◆ **Given exercise**
Copy each line with the word "title" in it.

◆ **Raw data**
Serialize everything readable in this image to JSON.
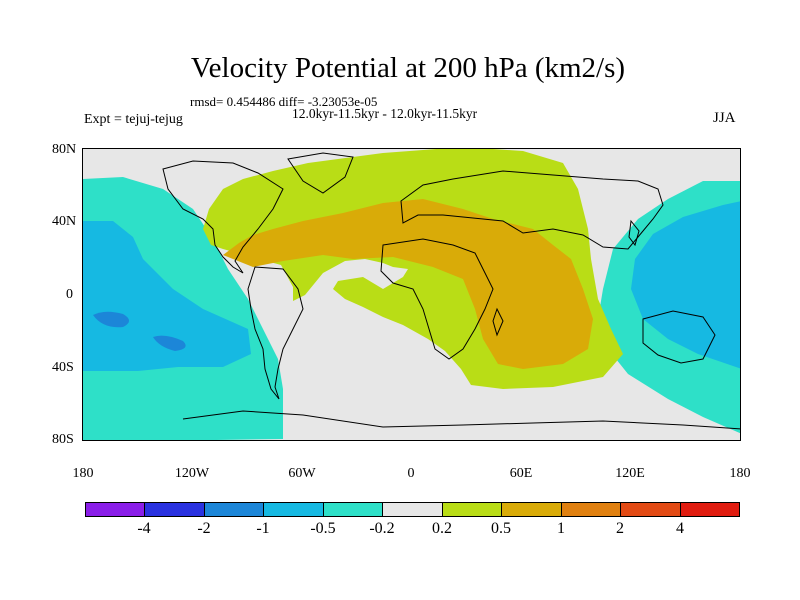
{
  "header": {
    "title": "Velocity Potential at 200 hPa (km2/s)",
    "stats": "rmsd= 0.454486 diff= -3.23053e-05",
    "period": "12.0kyr-11.5kyr - 12.0kyr-11.5kyr",
    "experiment": "Expt = tejuj-tejug",
    "season": "JJA"
  },
  "map": {
    "lat_labels": [
      "80N",
      "40N",
      "0",
      "40S",
      "80S"
    ],
    "lon_labels": [
      "180",
      "120W",
      "60W",
      "0",
      "60E",
      "120E",
      "180"
    ],
    "fill_colors": {
      "background": "#e7e7e7",
      "lvl_n05": "#2ee0c8",
      "lvl_n1": "#16b9e2",
      "lvl_n2": "#1c86d8",
      "lvl_p02": "#b9dd16",
      "lvl_p05": "#d9ab08"
    }
  },
  "colorbar": {
    "colors": [
      "#8a1ee8",
      "#2a32e0",
      "#1c86d8",
      "#16b9e2",
      "#2ee0c8",
      "#e7e7e7",
      "#b9dd16",
      "#d9ab08",
      "#e08010",
      "#e24a14",
      "#e01c10"
    ],
    "labels": [
      "-4",
      "-2",
      "-1",
      "-0.5",
      "-0.2",
      "0.2",
      "0.5",
      "1",
      "2",
      "4"
    ]
  }
}
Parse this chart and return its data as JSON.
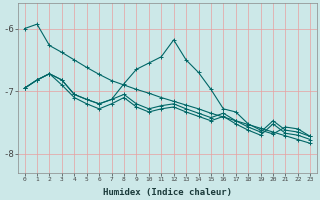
{
  "xlabel": "Humidex (Indice chaleur)",
  "bg_color": "#cce8e8",
  "grid_color": "#e8a0a0",
  "line_color": "#006666",
  "xlim": [
    -0.5,
    23.5
  ],
  "ylim": [
    -8.3,
    -5.6
  ],
  "yticks": [
    -8,
    -7,
    -6
  ],
  "xticks": [
    0,
    1,
    2,
    3,
    4,
    5,
    6,
    7,
    8,
    9,
    10,
    11,
    12,
    13,
    14,
    15,
    16,
    17,
    18,
    19,
    20,
    21,
    22,
    23
  ],
  "s1_y": [
    -6.0,
    -5.93,
    -6.27,
    -6.38,
    -6.5,
    -6.62,
    -6.73,
    -6.83,
    -6.9,
    -6.97,
    -7.03,
    -7.1,
    -7.16,
    -7.22,
    -7.28,
    -7.35,
    -7.41,
    -7.47,
    -7.53,
    -7.59,
    -7.65,
    -7.71,
    -7.77,
    -7.83
  ],
  "s2_y": [
    -6.95,
    -6.82,
    -6.72,
    -6.82,
    -7.05,
    -7.13,
    -7.2,
    -7.13,
    -7.05,
    -7.2,
    -7.28,
    -7.23,
    -7.2,
    -7.28,
    -7.35,
    -7.42,
    -7.35,
    -7.47,
    -7.57,
    -7.65,
    -7.47,
    -7.62,
    -7.65,
    -7.72
  ],
  "s3_y": [
    -6.95,
    -6.82,
    -6.72,
    -6.82,
    -7.05,
    -7.13,
    -7.2,
    -7.13,
    -6.88,
    -6.65,
    -6.55,
    -6.45,
    -6.18,
    -6.5,
    -6.7,
    -6.97,
    -7.28,
    -7.33,
    -7.52,
    -7.62,
    -7.68,
    -7.57,
    -7.6,
    -7.72
  ],
  "s4_y": [
    -6.95,
    -6.82,
    -6.72,
    -6.9,
    -7.1,
    -7.2,
    -7.28,
    -7.2,
    -7.1,
    -7.25,
    -7.33,
    -7.28,
    -7.25,
    -7.33,
    -7.4,
    -7.47,
    -7.4,
    -7.52,
    -7.62,
    -7.7,
    -7.52,
    -7.67,
    -7.7,
    -7.77
  ]
}
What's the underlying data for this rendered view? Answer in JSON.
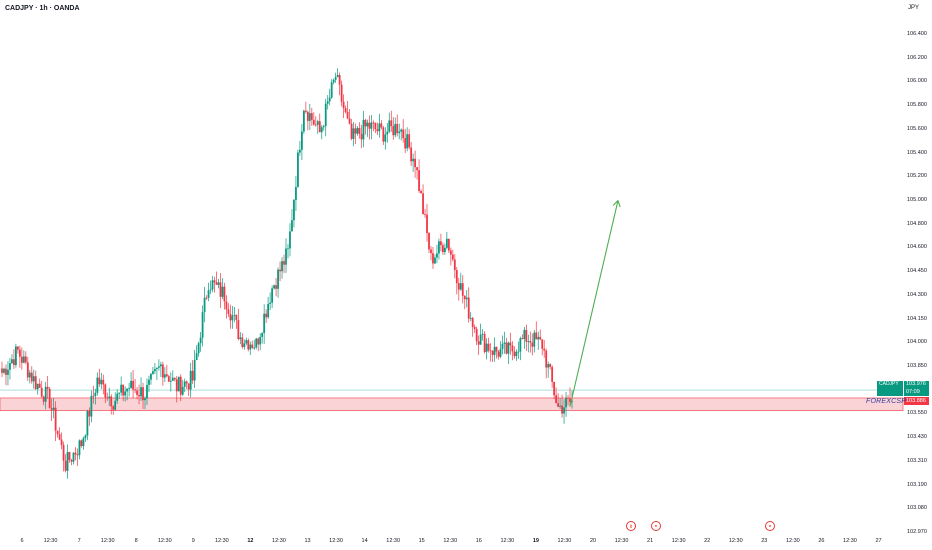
{
  "header": {
    "title": "CADJPY · 1h · OANDA",
    "currency": "JPY"
  },
  "watermark": "FOREXCSP",
  "price_labels": {
    "symbol": "CADJPY",
    "current_price": "103.976",
    "countdown": "07:09",
    "zone_price": "103.886"
  },
  "colors": {
    "up": "#089981",
    "down": "#f23645",
    "zone_fill": "#f7c8cc",
    "zone_border": "#f23645",
    "arrow": "#4caf50",
    "price_line": "#26a69a"
  },
  "events": [
    {
      "name": "scheduled-event-icon",
      "label": "))"
    },
    {
      "name": "scheduled-event-icon",
      "label": "●"
    },
    {
      "name": "scheduled-event-icon",
      "label": "●"
    }
  ],
  "chart_data": {
    "type": "candlestick",
    "symbol": "CADJPY",
    "interval": "1h",
    "broker": "OANDA",
    "y_axis": {
      "position": "right",
      "ylim": [
        102.97,
        106.5
      ],
      "tick_labels": [
        "106.400",
        "106.200",
        "106.000",
        "105.800",
        "105.600",
        "105.400",
        "105.200",
        "105.000",
        "104.800",
        "104.600",
        "104.450",
        "104.300",
        "104.150",
        "104.000",
        "103.850",
        "103.700",
        "103.550",
        "103.430",
        "103.310",
        "103.190",
        "103.080",
        "102.970"
      ]
    },
    "x_axis": {
      "tick_labels": [
        {
          "label": "6",
          "bold": false
        },
        {
          "label": "12:30",
          "bold": false
        },
        {
          "label": "7",
          "bold": false
        },
        {
          "label": "12:30",
          "bold": false
        },
        {
          "label": "8",
          "bold": false
        },
        {
          "label": "12:30",
          "bold": false
        },
        {
          "label": "9",
          "bold": false
        },
        {
          "label": "12:30",
          "bold": false
        },
        {
          "label": "12",
          "bold": true
        },
        {
          "label": "12:30",
          "bold": false
        },
        {
          "label": "13",
          "bold": false
        },
        {
          "label": "12:30",
          "bold": false
        },
        {
          "label": "14",
          "bold": false
        },
        {
          "label": "12:30",
          "bold": false
        },
        {
          "label": "15",
          "bold": false
        },
        {
          "label": "12:30",
          "bold": false
        },
        {
          "label": "16",
          "bold": false
        },
        {
          "label": "12:30",
          "bold": false
        },
        {
          "label": "19",
          "bold": true
        },
        {
          "label": "12:30",
          "bold": false
        },
        {
          "label": "20",
          "bold": false
        },
        {
          "label": "12:30",
          "bold": false
        },
        {
          "label": "21",
          "bold": false
        },
        {
          "label": "12:30",
          "bold": false
        },
        {
          "label": "22",
          "bold": false
        },
        {
          "label": "12:30",
          "bold": false
        },
        {
          "label": "23",
          "bold": false
        },
        {
          "label": "12:30",
          "bold": false
        },
        {
          "label": "26",
          "bold": false
        },
        {
          "label": "12:30",
          "bold": false
        },
        {
          "label": "27",
          "bold": false
        }
      ]
    },
    "close_anchors": [
      104.1,
      104.25,
      104.05,
      103.9,
      103.45,
      103.6,
      104.05,
      103.9,
      104.0,
      103.95,
      104.15,
      104.0,
      104.05,
      104.75,
      104.65,
      104.35,
      104.3,
      104.7,
      104.95,
      106.0,
      105.8,
      106.2,
      105.75,
      105.85,
      105.8,
      105.85,
      105.6,
      104.9,
      105.05,
      104.65,
      104.35,
      104.25,
      104.25,
      104.35,
      104.3,
      103.85,
      103.9
    ],
    "zone": {
      "from": 103.83,
      "to": 103.92
    },
    "current_price": 103.976,
    "projection": {
      "from_price": 103.86,
      "to_price": 105.32
    }
  }
}
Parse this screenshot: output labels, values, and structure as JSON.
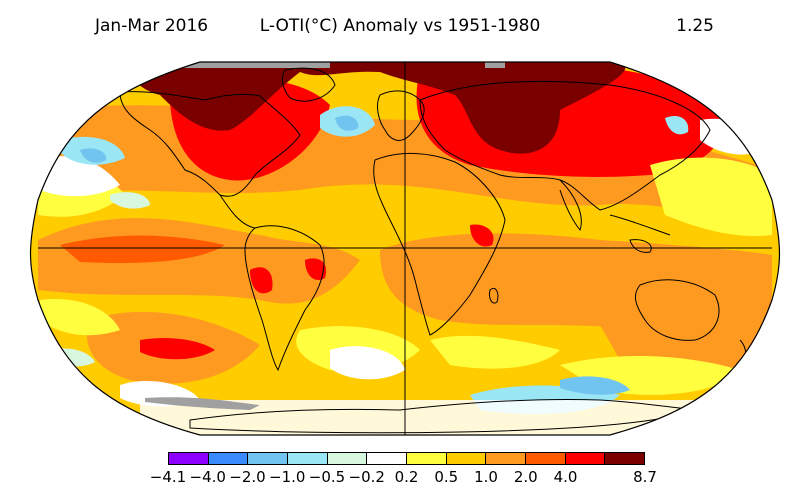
{
  "header": {
    "period": "Jan-Mar 2016",
    "title": "L-OTI(°C) Anomaly vs 1951-1980",
    "global_mean": "1.25"
  },
  "legend": {
    "colors": [
      "#8c00ff",
      "#3b8bff",
      "#72c4f0",
      "#9ae6f5",
      "#d8f7df",
      "#ffffff",
      "#ffff40",
      "#ffcc00",
      "#ff9a20",
      "#ff5a00",
      "#ff0000",
      "#7a0000"
    ],
    "ticks": [
      "−4.1",
      "−4.0",
      "−2.0",
      "−1.0",
      "−0.5",
      "−0.2",
      "0.2",
      "0.5",
      "1.0",
      "2.0",
      "4.0",
      "8.7"
    ]
  },
  "map": {
    "projection": "robinson",
    "ocean_fill": "#ffcc00",
    "no_data_color": "#a0a0a0",
    "grid_lines": [
      "equator",
      "prime-meridian"
    ]
  }
}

◆ **Finished exercise**
    "title": "Velocity Potential at 200 hPa (km2/s)",
    "title": "CADJPY · 1h · OANDA",
    "title": "L-OTI(°C) Anomaly vs 1951-1980",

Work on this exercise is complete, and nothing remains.